Dataset items:
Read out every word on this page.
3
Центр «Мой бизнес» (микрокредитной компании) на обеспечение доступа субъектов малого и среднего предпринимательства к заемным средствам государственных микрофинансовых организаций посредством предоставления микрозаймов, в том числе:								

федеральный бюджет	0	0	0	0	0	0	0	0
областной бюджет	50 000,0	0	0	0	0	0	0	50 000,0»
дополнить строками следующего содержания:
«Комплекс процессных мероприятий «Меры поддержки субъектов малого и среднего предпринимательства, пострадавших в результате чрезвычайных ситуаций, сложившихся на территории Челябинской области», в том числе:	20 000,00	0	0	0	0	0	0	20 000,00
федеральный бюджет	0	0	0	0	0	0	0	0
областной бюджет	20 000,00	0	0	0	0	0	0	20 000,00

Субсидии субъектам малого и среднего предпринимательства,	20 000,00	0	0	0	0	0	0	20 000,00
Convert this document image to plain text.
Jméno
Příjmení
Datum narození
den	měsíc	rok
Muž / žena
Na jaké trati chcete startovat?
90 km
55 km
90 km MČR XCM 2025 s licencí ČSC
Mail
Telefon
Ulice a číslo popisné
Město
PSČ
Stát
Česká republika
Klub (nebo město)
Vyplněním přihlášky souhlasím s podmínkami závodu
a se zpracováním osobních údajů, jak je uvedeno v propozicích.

* * *

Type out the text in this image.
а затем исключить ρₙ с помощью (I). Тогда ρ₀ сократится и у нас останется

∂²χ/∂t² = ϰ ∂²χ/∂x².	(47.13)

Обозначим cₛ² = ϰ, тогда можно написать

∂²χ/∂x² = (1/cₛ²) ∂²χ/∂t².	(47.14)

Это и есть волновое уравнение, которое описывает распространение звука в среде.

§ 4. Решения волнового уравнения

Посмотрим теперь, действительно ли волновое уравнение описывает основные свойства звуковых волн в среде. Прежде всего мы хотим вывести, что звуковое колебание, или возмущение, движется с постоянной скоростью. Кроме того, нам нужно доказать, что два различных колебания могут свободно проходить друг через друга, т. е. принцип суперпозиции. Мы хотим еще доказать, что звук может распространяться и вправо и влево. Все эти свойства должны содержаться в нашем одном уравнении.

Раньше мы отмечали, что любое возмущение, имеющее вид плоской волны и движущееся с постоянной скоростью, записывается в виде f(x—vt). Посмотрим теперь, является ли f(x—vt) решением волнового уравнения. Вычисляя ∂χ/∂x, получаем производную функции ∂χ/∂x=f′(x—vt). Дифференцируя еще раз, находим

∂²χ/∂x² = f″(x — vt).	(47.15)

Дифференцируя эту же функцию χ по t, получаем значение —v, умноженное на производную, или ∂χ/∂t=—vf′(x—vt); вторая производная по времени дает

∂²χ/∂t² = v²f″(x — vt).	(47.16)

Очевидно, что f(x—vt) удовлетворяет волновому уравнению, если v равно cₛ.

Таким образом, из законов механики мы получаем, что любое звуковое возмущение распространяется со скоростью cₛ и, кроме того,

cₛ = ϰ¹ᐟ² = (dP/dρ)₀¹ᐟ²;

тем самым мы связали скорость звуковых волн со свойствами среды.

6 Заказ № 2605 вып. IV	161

__YOUR OBJECTIVE__. Read through the entries and copy every line that includes "text".

__SOLUTION TO THE PROBLEM__.
Convert this document image to plain text.
Type out the text in this image.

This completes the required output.